[Layout element annotations]
# # # # # # #

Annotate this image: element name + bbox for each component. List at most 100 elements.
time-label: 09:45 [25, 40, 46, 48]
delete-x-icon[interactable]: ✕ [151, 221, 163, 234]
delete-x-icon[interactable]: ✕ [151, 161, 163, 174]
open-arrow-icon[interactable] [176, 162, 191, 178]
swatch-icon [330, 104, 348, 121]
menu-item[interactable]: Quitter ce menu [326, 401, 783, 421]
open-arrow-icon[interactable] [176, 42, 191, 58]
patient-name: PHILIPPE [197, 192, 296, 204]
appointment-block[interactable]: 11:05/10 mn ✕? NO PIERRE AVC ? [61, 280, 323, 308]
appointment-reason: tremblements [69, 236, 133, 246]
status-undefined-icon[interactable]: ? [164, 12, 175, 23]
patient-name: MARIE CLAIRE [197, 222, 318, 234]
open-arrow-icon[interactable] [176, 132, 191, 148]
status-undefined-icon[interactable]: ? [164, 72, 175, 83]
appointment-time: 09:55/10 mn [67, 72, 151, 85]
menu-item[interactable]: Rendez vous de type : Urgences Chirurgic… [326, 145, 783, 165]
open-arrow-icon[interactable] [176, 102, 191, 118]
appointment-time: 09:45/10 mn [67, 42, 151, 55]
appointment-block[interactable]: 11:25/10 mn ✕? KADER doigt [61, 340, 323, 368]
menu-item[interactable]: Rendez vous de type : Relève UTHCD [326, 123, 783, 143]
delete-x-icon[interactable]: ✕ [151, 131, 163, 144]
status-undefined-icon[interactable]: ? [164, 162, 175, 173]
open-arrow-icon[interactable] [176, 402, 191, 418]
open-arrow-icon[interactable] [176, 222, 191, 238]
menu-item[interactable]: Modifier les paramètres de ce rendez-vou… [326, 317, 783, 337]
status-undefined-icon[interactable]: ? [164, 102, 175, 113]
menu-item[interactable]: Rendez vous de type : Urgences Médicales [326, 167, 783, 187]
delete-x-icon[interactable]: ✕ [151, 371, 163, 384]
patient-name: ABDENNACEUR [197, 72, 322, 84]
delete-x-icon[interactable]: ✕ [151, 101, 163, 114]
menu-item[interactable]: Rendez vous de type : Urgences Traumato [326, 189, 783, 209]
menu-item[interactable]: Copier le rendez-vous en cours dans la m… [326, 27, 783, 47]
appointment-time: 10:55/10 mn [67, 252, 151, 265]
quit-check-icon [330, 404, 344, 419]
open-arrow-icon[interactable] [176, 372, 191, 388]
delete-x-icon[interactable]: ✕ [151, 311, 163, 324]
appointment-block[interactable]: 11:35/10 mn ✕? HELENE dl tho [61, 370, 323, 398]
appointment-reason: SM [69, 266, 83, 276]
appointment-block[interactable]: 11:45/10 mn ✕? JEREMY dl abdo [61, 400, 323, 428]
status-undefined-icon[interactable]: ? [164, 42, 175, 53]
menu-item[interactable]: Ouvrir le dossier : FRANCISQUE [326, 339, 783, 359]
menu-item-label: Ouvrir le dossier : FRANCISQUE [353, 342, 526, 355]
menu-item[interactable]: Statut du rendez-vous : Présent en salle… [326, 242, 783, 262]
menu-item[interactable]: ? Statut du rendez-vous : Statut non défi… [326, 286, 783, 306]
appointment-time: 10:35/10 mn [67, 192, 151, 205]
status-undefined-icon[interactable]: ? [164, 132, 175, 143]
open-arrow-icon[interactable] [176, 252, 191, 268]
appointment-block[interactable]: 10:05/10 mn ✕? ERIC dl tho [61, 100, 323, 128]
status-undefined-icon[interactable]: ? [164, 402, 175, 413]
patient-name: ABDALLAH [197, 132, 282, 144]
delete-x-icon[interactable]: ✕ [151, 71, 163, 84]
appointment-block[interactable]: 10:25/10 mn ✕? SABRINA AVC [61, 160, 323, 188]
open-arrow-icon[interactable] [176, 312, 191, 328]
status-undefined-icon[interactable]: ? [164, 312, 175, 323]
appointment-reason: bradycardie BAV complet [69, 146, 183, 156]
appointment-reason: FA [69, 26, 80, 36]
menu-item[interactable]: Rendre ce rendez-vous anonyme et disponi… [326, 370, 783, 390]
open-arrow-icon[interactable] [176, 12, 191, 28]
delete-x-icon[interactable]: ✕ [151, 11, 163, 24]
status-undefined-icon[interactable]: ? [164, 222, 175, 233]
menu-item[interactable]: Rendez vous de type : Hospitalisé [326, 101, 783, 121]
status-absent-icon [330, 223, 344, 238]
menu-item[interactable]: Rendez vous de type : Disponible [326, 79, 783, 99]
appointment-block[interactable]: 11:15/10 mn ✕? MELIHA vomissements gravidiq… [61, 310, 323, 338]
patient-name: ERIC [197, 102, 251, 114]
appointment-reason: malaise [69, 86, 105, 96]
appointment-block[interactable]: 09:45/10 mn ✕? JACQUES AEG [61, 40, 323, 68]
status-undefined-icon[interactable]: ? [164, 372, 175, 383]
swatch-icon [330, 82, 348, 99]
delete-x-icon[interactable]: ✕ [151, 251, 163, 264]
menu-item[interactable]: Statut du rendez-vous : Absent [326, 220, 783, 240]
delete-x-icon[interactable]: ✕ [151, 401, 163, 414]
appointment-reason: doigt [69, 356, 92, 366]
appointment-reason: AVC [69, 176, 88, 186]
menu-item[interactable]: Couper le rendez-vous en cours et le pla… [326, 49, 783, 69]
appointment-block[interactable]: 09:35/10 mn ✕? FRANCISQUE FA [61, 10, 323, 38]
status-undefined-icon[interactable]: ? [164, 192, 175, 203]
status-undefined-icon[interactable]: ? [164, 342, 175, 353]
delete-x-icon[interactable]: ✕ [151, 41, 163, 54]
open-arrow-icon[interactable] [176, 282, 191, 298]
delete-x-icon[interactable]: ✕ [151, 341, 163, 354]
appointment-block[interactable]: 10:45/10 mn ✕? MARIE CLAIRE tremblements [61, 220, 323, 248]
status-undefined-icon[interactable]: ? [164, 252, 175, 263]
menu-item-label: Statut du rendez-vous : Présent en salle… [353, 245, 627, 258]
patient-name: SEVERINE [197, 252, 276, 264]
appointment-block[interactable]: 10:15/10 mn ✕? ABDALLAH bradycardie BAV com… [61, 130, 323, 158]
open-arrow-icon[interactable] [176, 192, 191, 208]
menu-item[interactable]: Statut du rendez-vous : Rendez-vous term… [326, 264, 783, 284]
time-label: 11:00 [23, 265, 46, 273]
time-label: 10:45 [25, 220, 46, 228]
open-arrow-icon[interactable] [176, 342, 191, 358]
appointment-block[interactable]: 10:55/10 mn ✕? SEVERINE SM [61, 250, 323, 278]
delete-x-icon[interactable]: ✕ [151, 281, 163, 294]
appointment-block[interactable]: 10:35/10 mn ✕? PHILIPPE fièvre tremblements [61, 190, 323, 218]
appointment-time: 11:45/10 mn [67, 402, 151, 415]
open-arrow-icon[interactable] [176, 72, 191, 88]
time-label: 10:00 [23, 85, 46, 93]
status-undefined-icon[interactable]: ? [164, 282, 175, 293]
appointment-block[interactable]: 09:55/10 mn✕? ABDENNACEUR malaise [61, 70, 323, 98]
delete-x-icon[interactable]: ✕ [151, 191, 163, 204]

# # # # # # #

• YOUR OBJECTIVE
Copy out all of the records above line for line, with no changes.

• RESULT
Annotate this image: element name + bbox for each component. List at most 100 elements.
time-label: 09:45 [25, 40, 46, 48]
delete-x-icon[interactable]: ✕ [151, 221, 163, 234]
delete-x-icon[interactable]: ✕ [151, 161, 163, 174]
open-arrow-icon[interactable] [176, 162, 191, 178]
swatch-icon [330, 104, 348, 121]
menu-item[interactable]: Quitter ce menu [326, 401, 783, 421]
open-arrow-icon[interactable] [176, 42, 191, 58]
patient-name: PHILIPPE [197, 192, 296, 204]
appointment-block[interactable]: 11:05/10 mn ✕? NO PIERRE AVC ? [61, 280, 323, 308]
appointment-reason: tremblements [69, 236, 133, 246]
status-undefined-icon[interactable]: ? [164, 12, 175, 23]
patient-name: MARIE CLAIRE [197, 222, 318, 234]
open-arrow-icon[interactable] [176, 132, 191, 148]
status-undefined-icon[interactable]: ? [164, 72, 175, 83]
appointment-time: 09:55/10 mn [67, 72, 151, 85]
menu-item[interactable]: Rendez vous de type : Urgences Chirurgic… [326, 145, 783, 165]
open-arrow-icon[interactable] [176, 102, 191, 118]
appointment-time: 09:45/10 mn [67, 42, 151, 55]
appointment-block[interactable]: 11:25/10 mn ✕? KADER doigt [61, 340, 323, 368]
menu-item[interactable]: Rendez vous de type : Relève UTHCD [326, 123, 783, 143]
delete-x-icon[interactable]: ✕ [151, 131, 163, 144]
status-undefined-icon[interactable]: ? [164, 162, 175, 173]
open-arrow-icon[interactable] [176, 402, 191, 418]
open-arrow-icon[interactable] [176, 222, 191, 238]
menu-item[interactable]: Modifier les paramètres de ce rendez-vou… [326, 317, 783, 337]
status-undefined-icon[interactable]: ? [164, 102, 175, 113]
menu-item[interactable]: Rendez vous de type : Urgences Médicales [326, 167, 783, 187]
delete-x-icon[interactable]: ✕ [151, 371, 163, 384]
patient-name: ABDENNACEUR [197, 72, 322, 84]
delete-x-icon[interactable]: ✕ [151, 101, 163, 114]
menu-item[interactable]: Rendez vous de type : Urgences Traumato [326, 189, 783, 209]
menu-item[interactable]: Copier le rendez-vous en cours dans la m… [326, 27, 783, 47]
appointment-time: 10:55/10 mn [67, 252, 151, 265]
quit-check-icon [330, 404, 344, 419]
open-arrow-icon[interactable] [176, 372, 191, 388]
delete-x-icon[interactable]: ✕ [151, 311, 163, 324]
appointment-block[interactable]: 11:35/10 mn ✕? HELENE dl tho [61, 370, 323, 398]
appointment-reason: SM [69, 266, 83, 276]
appointment-block[interactable]: 11:45/10 mn ✕? JEREMY dl abdo [61, 400, 323, 428]
status-undefined-icon[interactable]: ? [164, 42, 175, 53]
menu-item[interactable]: Ouvrir le dossier : FRANCISQUE [326, 339, 783, 359]
menu-item-label: Ouvrir le dossier : FRANCISQUE [353, 342, 526, 355]
menu-item[interactable]: Statut du rendez-vous : Présent en salle… [326, 242, 783, 262]
menu-item[interactable]: ? Statut du rendez-vous : Statut non défi… [326, 286, 783, 306]
appointment-time: 10:35/10 mn [67, 192, 151, 205]
status-undefined-icon[interactable]: ? [164, 132, 175, 143]
open-arrow-icon[interactable] [176, 252, 191, 268]
appointment-block[interactable]: 10:05/10 mn ✕? ERIC dl tho [61, 100, 323, 128]
status-undefined-icon[interactable]: ? [164, 402, 175, 413]
patient-name: ABDALLAH [197, 132, 282, 144]
delete-x-icon[interactable]: ✕ [151, 71, 163, 84]
appointment-block[interactable]: 10:25/10 mn ✕? SABRINA AVC [61, 160, 323, 188]
open-arrow-icon[interactable] [176, 312, 191, 328]
status-undefined-icon[interactable]: ? [164, 312, 175, 323]
appointment-reason: bradycardie BAV complet [69, 146, 183, 156]
appointment-reason: FA [69, 26, 80, 36]
menu-item[interactable]: Rendre ce rendez-vous anonyme et disponi… [326, 370, 783, 390]
open-arrow-icon[interactable] [176, 12, 191, 28]
delete-x-icon[interactable]: ✕ [151, 11, 163, 24]
status-undefined-icon[interactable]: ? [164, 222, 175, 233]
menu-item[interactable]: Rendez vous de type : Hospitalisé [326, 101, 783, 121]
status-absent-icon [330, 223, 344, 238]
menu-item[interactable]: Rendez vous de type : Disponible [326, 79, 783, 99]
appointment-block[interactable]: 11:15/10 mn ✕? MELIHA vomissements gravidiq… [61, 310, 323, 338]
patient-name: ERIC [197, 102, 251, 114]
appointment-reason: malaise [69, 86, 105, 96]
appointment-block[interactable]: 09:45/10 mn ✕? JACQUES AEG [61, 40, 323, 68]
status-undefined-icon[interactable]: ? [164, 372, 175, 383]
swatch-icon [330, 82, 348, 99]
delete-x-icon[interactable]: ✕ [151, 251, 163, 264]
menu-item[interactable]: Statut du rendez-vous : Absent [326, 220, 783, 240]
delete-x-icon[interactable]: ✕ [151, 401, 163, 414]
appointment-reason: doigt [69, 356, 92, 366]
appointment-reason: AVC [69, 176, 88, 186]
menu-item[interactable]: Couper le rendez-vous en cours et le pla… [326, 49, 783, 69]
appointment-block[interactable]: 09:35/10 mn ✕? FRANCISQUE FA [61, 10, 323, 38]
status-undefined-icon[interactable]: ? [164, 192, 175, 203]
status-undefined-icon[interactable]: ? [164, 342, 175, 353]
delete-x-icon[interactable]: ✕ [151, 41, 163, 54]
open-arrow-icon[interactable] [176, 282, 191, 298]
delete-x-icon[interactable]: ✕ [151, 341, 163, 354]
appointment-block[interactable]: 10:45/10 mn ✕? MARIE CLAIRE tremblements [61, 220, 323, 248]
status-undefined-icon[interactable]: ? [164, 252, 175, 263]
menu-item-label: Statut du rendez-vous : Présent en salle… [353, 245, 627, 258]
patient-name: SEVERINE [197, 252, 276, 264]
appointment-block[interactable]: 10:15/10 mn ✕? ABDALLAH bradycardie BAV com… [61, 130, 323, 158]
open-arrow-icon[interactable] [176, 192, 191, 208]
menu-item[interactable]: Statut du rendez-vous : Rendez-vous term… [326, 264, 783, 284]
time-label: 11:00 [23, 265, 46, 273]
time-label: 10:45 [25, 220, 46, 228]
open-arrow-icon[interactable] [176, 342, 191, 358]
appointment-block[interactable]: 10:55/10 mn ✕? SEVERINE SM [61, 250, 323, 278]
delete-x-icon[interactable]: ✕ [151, 281, 163, 294]
appointment-block[interactable]: 10:35/10 mn ✕? PHILIPPE fièvre tremblements [61, 190, 323, 218]
appointment-time: 11:45/10 mn [67, 402, 151, 415]
open-arrow-icon[interactable] [176, 72, 191, 88]
time-label: 10:00 [23, 85, 46, 93]
status-undefined-icon[interactable]: ? [164, 282, 175, 293]
appointment-block[interactable]: 09:55/10 mn✕? ABDENNACEUR malaise [61, 70, 323, 98]
delete-x-icon[interactable]: ✕ [151, 191, 163, 204]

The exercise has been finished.